THE PROBLEM: Retype the data that follows line by line, exactly, and leave its pictures out.

Source data:
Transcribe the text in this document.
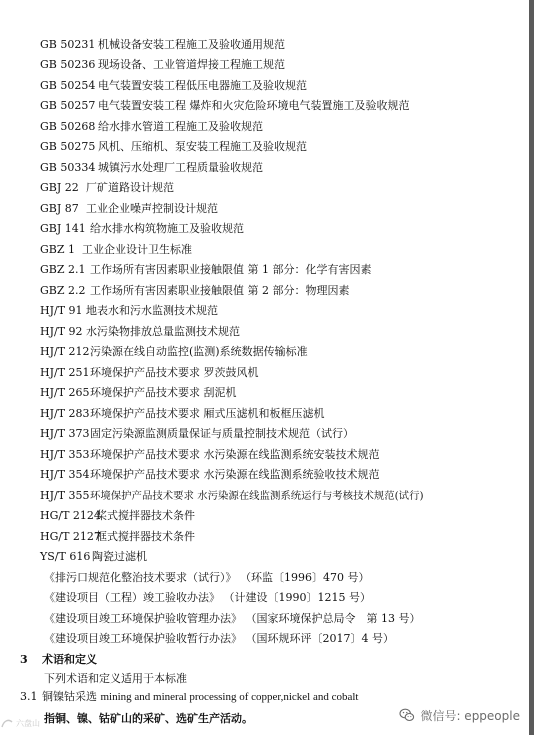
GB 50231 机械设备安装工程施工及验收通用规范
GB 50236 现场设备、工业管道焊接工程施工规范
GB 50254 电气装置安装工程低压电器施工及验收规范
GB 50257 电气装置安装工程 爆炸和火灾危险环境电气装置施工及验收规范
GB 50268 给水排水管道工程施工及验收规范
GB 50275 风机、压缩机、泵安装工程施工及验收规范
GB 50334 城镇污水处理厂工程质量验收规范
GBJ 22 厂矿道路设计规范
GBJ 87 工业企业噪声控制设计规范
GBJ 141 给水排水构筑物施工及验收规范
GBZ 1 工业企业设计卫生标准
GBZ 2.1 工作场所有害因素职业接触限值 第 1 部分：化学有害因素
GBZ 2.2 工作场所有害因素职业接触限值 第 2 部分：物理因素
HJ/T 91 地表水和污水监测技术规范
HJ/T 92 水污染物排放总量监测技术规范
HJ/T 212污染源在线自动监控(监测)系统数据传输标准
HJ/T 251环境保护产品技术要求 罗茨鼓风机
HJ/T 265环境保护产品技术要求 刮泥机
HJ/T 283环境保护产品技术要求 厢式压滤机和板框压滤机
HJ/T 373固定污染源监测质量保证与质量控制技术规范（试行）
HJ/T 353环境保护产品技术要求 水污染源在线监测系统安装技术规范
HJ/T 354环境保护产品技术要求 水污染源在线监测系统验收技术规范
HJ/T 355环境保护产品技术要求 水污染源在线监测系统运行与考核技术规范(试行)
HG/T 2124桨式搅拌器技术条件
HG/T 2127框式搅拌器技术条件
YS/T 616 陶瓷过滤机
《排污口规范化整治技术要求（试行）》 （环监〔1996〕470 号）
《建设项目（工程）竣工验收办法》 （计建设〔1990〕1215 号）
《建设项目竣工环境保护验收管理办法》 （国家环境保护总局令　第 13 号）
《建设项目竣工环境保护验收暂行办法》 （国环规环评〔2017〕4 号）
3 术语和定义
下列术语和定义适用于本标准
3.1 铜镍钴采选 mining and mineral processing of copper,nickel and cobalt
指铜、镍、钴矿山的采矿、选矿生产活动。
六盘山
微信号: eppeople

ANSWER TO THE EXERCISE:
Transcribe the text in this document.
GB 50231 机械设备安装工程施工及验收通用规范
GB 50236 现场设备、工业管道焊接工程施工规范
GB 50254 电气装置安装工程低压电器施工及验收规范
GB 50257 电气装置安装工程 爆炸和火灾危险环境电气装置施工及验收规范
GB 50268 给水排水管道工程施工及验收规范
GB 50275 风机、压缩机、泵安装工程施工及验收规范
GB 50334 城镇污水处理厂工程质量验收规范
GBJ 22 厂矿道路设计规范
GBJ 87 工业企业噪声控制设计规范
GBJ 141 给水排水构筑物施工及验收规范
GBZ 1 工业企业设计卫生标准
GBZ 2.1 工作场所有害因素职业接触限值 第 1 部分：化学有害因素
GBZ 2.2 工作场所有害因素职业接触限值 第 2 部分：物理因素
HJ/T 91 地表水和污水监测技术规范
HJ/T 92 水污染物排放总量监测技术规范
HJ/T 212污染源在线自动监控(监测)系统数据传输标准
HJ/T 251环境保护产品技术要求 罗茨鼓风机
HJ/T 265环境保护产品技术要求 刮泥机
HJ/T 283环境保护产品技术要求 厢式压滤机和板框压滤机
HJ/T 373固定污染源监测质量保证与质量控制技术规范（试行）
HJ/T 353环境保护产品技术要求 水污染源在线监测系统安装技术规范
HJ/T 354环境保护产品技术要求 水污染源在线监测系统验收技术规范
HJ/T 355环境保护产品技术要求 水污染源在线监测系统运行与考核技术规范(试行)
HG/T 2124桨式搅拌器技术条件
HG/T 2127框式搅拌器技术条件
YS/T 616 陶瓷过滤机
《排污口规范化整治技术要求（试行）》 （环监〔1996〕470 号）
《建设项目（工程）竣工验收办法》 （计建设〔1990〕1215 号）
《建设项目竣工环境保护验收管理办法》 （国家环境保护总局令　第 13 号）
《建设项目竣工环境保护验收暂行办法》 （国环规环评〔2017〕4 号）
3 术语和定义
下列术语和定义适用于本标准
3.1 铜镍钴采选 mining and mineral processing of copper,nickel and cobalt
指铜、镍、钴矿山的采矿、选矿生产活动。
六盘山
微信号: eppeople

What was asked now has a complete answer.